*Task objective*
The data below must be copied in full and without any change.

========================================================================

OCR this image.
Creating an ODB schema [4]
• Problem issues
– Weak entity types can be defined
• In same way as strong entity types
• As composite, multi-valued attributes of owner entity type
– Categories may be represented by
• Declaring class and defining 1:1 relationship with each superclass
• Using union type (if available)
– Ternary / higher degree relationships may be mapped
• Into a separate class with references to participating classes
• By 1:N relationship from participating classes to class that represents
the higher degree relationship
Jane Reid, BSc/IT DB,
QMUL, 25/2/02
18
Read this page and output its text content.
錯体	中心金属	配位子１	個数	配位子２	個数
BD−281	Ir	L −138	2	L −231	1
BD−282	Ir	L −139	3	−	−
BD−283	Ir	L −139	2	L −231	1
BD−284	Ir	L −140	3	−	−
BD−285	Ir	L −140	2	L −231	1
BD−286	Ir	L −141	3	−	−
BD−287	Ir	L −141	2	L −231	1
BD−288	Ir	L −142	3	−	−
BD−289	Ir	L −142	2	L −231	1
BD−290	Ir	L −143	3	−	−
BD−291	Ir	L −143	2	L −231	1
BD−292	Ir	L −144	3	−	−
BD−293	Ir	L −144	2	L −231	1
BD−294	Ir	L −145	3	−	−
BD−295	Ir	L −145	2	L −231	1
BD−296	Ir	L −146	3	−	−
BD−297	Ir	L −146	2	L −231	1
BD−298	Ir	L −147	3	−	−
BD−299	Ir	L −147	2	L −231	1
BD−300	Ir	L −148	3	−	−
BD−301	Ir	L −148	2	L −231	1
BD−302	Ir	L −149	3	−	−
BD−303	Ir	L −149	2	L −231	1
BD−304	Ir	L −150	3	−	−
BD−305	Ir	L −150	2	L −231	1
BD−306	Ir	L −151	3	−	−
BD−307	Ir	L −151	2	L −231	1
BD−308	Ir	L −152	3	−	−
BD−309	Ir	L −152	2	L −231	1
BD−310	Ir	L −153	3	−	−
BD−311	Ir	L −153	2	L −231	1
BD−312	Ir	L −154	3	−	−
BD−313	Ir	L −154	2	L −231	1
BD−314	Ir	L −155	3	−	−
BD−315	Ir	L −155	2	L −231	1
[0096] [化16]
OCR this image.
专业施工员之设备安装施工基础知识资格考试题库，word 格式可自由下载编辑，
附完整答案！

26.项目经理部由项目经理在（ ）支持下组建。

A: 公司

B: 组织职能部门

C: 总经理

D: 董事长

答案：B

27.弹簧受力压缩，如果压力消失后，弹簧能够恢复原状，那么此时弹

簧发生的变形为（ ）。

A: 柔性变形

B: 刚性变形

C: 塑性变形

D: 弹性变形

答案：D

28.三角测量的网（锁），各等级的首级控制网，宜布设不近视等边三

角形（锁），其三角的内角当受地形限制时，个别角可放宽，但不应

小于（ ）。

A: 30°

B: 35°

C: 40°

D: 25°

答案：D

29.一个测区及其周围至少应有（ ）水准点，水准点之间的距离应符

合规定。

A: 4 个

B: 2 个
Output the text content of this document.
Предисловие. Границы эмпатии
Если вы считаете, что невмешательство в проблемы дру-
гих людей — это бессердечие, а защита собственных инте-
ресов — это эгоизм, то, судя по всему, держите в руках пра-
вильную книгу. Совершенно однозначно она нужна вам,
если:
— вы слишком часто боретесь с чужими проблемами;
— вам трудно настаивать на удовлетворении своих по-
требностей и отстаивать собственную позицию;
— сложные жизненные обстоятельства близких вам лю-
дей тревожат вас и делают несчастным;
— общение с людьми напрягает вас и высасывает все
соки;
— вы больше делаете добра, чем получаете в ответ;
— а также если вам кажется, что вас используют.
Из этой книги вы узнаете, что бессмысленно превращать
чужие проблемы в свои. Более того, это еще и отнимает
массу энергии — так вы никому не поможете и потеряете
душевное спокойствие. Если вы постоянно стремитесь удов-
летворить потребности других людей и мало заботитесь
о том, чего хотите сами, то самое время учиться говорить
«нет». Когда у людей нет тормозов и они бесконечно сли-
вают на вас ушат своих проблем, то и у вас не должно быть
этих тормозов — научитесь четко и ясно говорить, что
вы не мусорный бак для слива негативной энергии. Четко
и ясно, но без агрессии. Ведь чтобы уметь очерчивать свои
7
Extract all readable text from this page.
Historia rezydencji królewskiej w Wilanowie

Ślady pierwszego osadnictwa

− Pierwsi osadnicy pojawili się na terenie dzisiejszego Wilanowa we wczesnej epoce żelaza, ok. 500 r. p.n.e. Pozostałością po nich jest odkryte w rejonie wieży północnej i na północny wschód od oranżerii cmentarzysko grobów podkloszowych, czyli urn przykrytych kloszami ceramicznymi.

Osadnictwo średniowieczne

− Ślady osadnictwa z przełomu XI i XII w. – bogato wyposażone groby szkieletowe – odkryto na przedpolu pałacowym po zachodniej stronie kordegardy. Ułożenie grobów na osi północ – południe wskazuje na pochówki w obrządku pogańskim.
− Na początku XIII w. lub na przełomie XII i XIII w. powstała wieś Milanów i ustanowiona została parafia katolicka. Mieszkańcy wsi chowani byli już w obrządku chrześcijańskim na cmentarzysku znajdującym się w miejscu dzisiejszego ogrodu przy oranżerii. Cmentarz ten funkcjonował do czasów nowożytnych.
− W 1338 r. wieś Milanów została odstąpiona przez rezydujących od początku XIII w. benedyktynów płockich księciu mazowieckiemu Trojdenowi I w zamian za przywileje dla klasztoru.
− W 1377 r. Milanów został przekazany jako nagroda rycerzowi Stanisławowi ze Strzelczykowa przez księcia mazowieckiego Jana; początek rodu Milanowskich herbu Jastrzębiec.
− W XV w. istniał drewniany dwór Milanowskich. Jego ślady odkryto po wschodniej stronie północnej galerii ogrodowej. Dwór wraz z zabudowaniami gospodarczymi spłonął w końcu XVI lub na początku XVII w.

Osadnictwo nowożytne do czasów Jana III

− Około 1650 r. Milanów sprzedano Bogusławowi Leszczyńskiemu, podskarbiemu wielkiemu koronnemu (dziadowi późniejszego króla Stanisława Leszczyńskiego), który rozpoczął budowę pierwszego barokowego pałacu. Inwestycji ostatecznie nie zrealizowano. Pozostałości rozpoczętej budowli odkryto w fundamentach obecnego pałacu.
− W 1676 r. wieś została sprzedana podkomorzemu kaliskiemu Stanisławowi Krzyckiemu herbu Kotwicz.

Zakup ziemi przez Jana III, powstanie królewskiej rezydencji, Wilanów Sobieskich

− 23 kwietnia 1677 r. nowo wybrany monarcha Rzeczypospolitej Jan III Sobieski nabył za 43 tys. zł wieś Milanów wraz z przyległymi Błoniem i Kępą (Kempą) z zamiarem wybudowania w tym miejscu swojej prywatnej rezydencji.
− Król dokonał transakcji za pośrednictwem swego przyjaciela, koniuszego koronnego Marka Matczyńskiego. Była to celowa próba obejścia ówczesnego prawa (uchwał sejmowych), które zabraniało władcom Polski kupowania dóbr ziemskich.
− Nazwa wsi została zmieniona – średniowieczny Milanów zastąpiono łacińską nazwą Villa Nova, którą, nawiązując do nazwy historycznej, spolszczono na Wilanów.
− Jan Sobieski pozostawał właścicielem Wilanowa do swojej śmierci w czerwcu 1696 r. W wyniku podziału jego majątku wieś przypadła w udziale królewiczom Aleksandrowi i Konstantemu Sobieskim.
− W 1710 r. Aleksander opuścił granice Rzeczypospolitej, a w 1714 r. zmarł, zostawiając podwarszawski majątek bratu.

========================================================================

*Output of the task*
OCR this image.
Creating an ODB schema [4]
• Problem issues
– Weak entity types can be defined
• In same way as strong entity types
• As composite, multi-valued attributes of owner entity type
– Categories may be represented by
• Declaring class and defining 1:1 relationship with each superclass
• Using union type (if available)
– Ternary / higher degree relationships may be mapped
• Into a separate class with references to participating classes
• By 1:N relationship from participating classes to class that represents
the higher degree relationship
Jane Reid, BSc/IT DB,
QMUL, 25/2/02
18
Read this page and output its text content.
錯体	中心金属	配位子１	個数	配位子２	個数
BD−281	Ir	L −138	2	L −231	1
BD−282	Ir	L −139	3	−	−
BD−283	Ir	L −139	2	L −231	1
BD−284	Ir	L −140	3	−	−
BD−285	Ir	L −140	2	L −231	1
BD−286	Ir	L −141	3	−	−
BD−287	Ir	L −141	2	L −231	1
BD−288	Ir	L −142	3	−	−
BD−289	Ir	L −142	2	L −231	1
BD−290	Ir	L −143	3	−	−
BD−291	Ir	L −143	2	L −231	1
BD−292	Ir	L −144	3	−	−
BD−293	Ir	L −144	2	L −231	1
BD−294	Ir	L −145	3	−	−
BD−295	Ir	L −145	2	L −231	1
BD−296	Ir	L −146	3	−	−
BD−297	Ir	L −146	2	L −231	1
BD−298	Ir	L −147	3	−	−
BD−299	Ir	L −147	2	L −231	1
BD−300	Ir	L −148	3	−	−
BD−301	Ir	L −148	2	L −231	1
BD−302	Ir	L −149	3	−	−
BD−303	Ir	L −149	2	L −231	1
BD−304	Ir	L −150	3	−	−
BD−305	Ir	L −150	2	L −231	1
BD−306	Ir	L −151	3	−	−
BD−307	Ir	L −151	2	L −231	1
BD−308	Ir	L −152	3	−	−
BD−309	Ir	L −152	2	L −231	1
BD−310	Ir	L −153	3	−	−
BD−311	Ir	L −153	2	L −231	1
BD−312	Ir	L −154	3	−	−
BD−313	Ir	L −154	2	L −231	1
BD−314	Ir	L −155	3	−	−
BD−315	Ir	L −155	2	L −231	1
[0096] [化16]
OCR this image.
专业施工员之设备安装施工基础知识资格考试题库，word 格式可自由下载编辑，
附完整答案！

26.项目经理部由项目经理在（ ）支持下组建。

A: 公司

B: 组织职能部门

C: 总经理

D: 董事长

答案：B

27.弹簧受力压缩，如果压力消失后，弹簧能够恢复原状，那么此时弹

簧发生的变形为（ ）。

A: 柔性变形

B: 刚性变形

C: 塑性变形

D: 弹性变形

答案：D

28.三角测量的网（锁），各等级的首级控制网，宜布设不近视等边三

角形（锁），其三角的内角当受地形限制时，个别角可放宽，但不应

小于（ ）。

A: 30°

B: 35°

C: 40°

D: 25°

答案：D

29.一个测区及其周围至少应有（ ）水准点，水准点之间的距离应符

合规定。

A: 4 个

B: 2 个
Output the text content of this document.
Предисловие. Границы эмпатии
Если вы считаете, что невмешательство в проблемы дру-
гих людей — это бессердечие, а защита собственных инте-
ресов — это эгоизм, то, судя по всему, держите в руках пра-
вильную книгу. Совершенно однозначно она нужна вам,
если:
— вы слишком часто боретесь с чужими проблемами;
— вам трудно настаивать на удовлетворении своих по-
требностей и отстаивать собственную позицию;
— сложные жизненные обстоятельства близких вам лю-
дей тревожат вас и делают несчастным;
— общение с людьми напрягает вас и высасывает все
соки;
— вы больше делаете добра, чем получаете в ответ;
— а также если вам кажется, что вас используют.
Из этой книги вы узнаете, что бессмысленно превращать
чужие проблемы в свои. Более того, это еще и отнимает
массу энергии — так вы никому не поможете и потеряете
душевное спокойствие. Если вы постоянно стремитесь удов-
летворить потребности других людей и мало заботитесь
о том, чего хотите сами, то самое время учиться говорить
«нет». Когда у людей нет тормозов и они бесконечно сли-
вают на вас ушат своих проблем, то и у вас не должно быть
этих тормозов — научитесь четко и ясно говорить, что
вы не мусорный бак для слива негативной энергии. Четко
и ясно, но без агрессии. Ведь чтобы уметь очерчивать свои
7
Extract all readable text from this page.
Historia rezydencji królewskiej w Wilanowie

Ślady pierwszego osadnictwa

− Pierwsi osadnicy pojawili się na terenie dzisiejszego Wilanowa we wczesnej epoce żelaza, ok. 500 r. p.n.e. Pozostałością po nich jest odkryte w rejonie wieży północnej i na północny wschód od oranżerii cmentarzysko grobów podkloszowych, czyli urn przykrytych kloszami ceramicznymi.

Osadnictwo średniowieczne

− Ślady osadnictwa z przełomu XI i XII w. – bogato wyposażone groby szkieletowe – odkryto na przedpolu pałacowym po zachodniej stronie kordegardy. Ułożenie grobów na osi północ – południe wskazuje na pochówki w obrządku pogańskim.
− Na początku XIII w. lub na przełomie XII i XIII w. powstała wieś Milanów i ustanowiona została parafia katolicka. Mieszkańcy wsi chowani byli już w obrządku chrześcijańskim na cmentarzysku znajdującym się w miejscu dzisiejszego ogrodu przy oranżerii. Cmentarz ten funkcjonował do czasów nowożytnych.
− W 1338 r. wieś Milanów została odstąpiona przez rezydujących od początku XIII w. benedyktynów płockich księciu mazowieckiemu Trojdenowi I w zamian za przywileje dla klasztoru.
− W 1377 r. Milanów został przekazany jako nagroda rycerzowi Stanisławowi ze Strzelczykowa przez księcia mazowieckiego Jana; początek rodu Milanowskich herbu Jastrzębiec.
− W XV w. istniał drewniany dwór Milanowskich. Jego ślady odkryto po wschodniej stronie północnej galerii ogrodowej. Dwór wraz z zabudowaniami gospodarczymi spłonął w końcu XVI lub na początku XVII w.

Osadnictwo nowożytne do czasów Jana III

− Około 1650 r. Milanów sprzedano Bogusławowi Leszczyńskiemu, podskarbiemu wielkiemu koronnemu (dziadowi późniejszego króla Stanisława Leszczyńskiego), który rozpoczął budowę pierwszego barokowego pałacu. Inwestycji ostatecznie nie zrealizowano. Pozostałości rozpoczętej budowli odkryto w fundamentach obecnego pałacu.
− W 1676 r. wieś została sprzedana podkomorzemu kaliskiemu Stanisławowi Krzyckiemu herbu Kotwicz.

Zakup ziemi przez Jana III, powstanie królewskiej rezydencji, Wilanów Sobieskich

− 23 kwietnia 1677 r. nowo wybrany monarcha Rzeczypospolitej Jan III Sobieski nabył za 43 tys. zł wieś Milanów wraz z przyległymi Błoniem i Kępą (Kempą) z zamiarem wybudowania w tym miejscu swojej prywatnej rezydencji.
− Król dokonał transakcji za pośrednictwem swego przyjaciela, koniuszego koronnego Marka Matczyńskiego. Była to celowa próba obejścia ówczesnego prawa (uchwał sejmowych), które zabraniało władcom Polski kupowania dóbr ziemskich.
− Nazwa wsi została zmieniona – średniowieczny Milanów zastąpiono łacińską nazwą Villa Nova, którą, nawiązując do nazwy historycznej, spolszczono na Wilanów.
− Jan Sobieski pozostawał właścicielem Wilanowa do swojej śmierci w czerwcu 1696 r. W wyniku podziału jego majątku wieś przypadła w udziale królewiczom Aleksandrowi i Konstantemu Sobieskim.
− W 1710 r. Aleksander opuścił granice Rzeczypospolitej, a w 1714 r. zmarł, zostawiając podwarszawski majątek bratu.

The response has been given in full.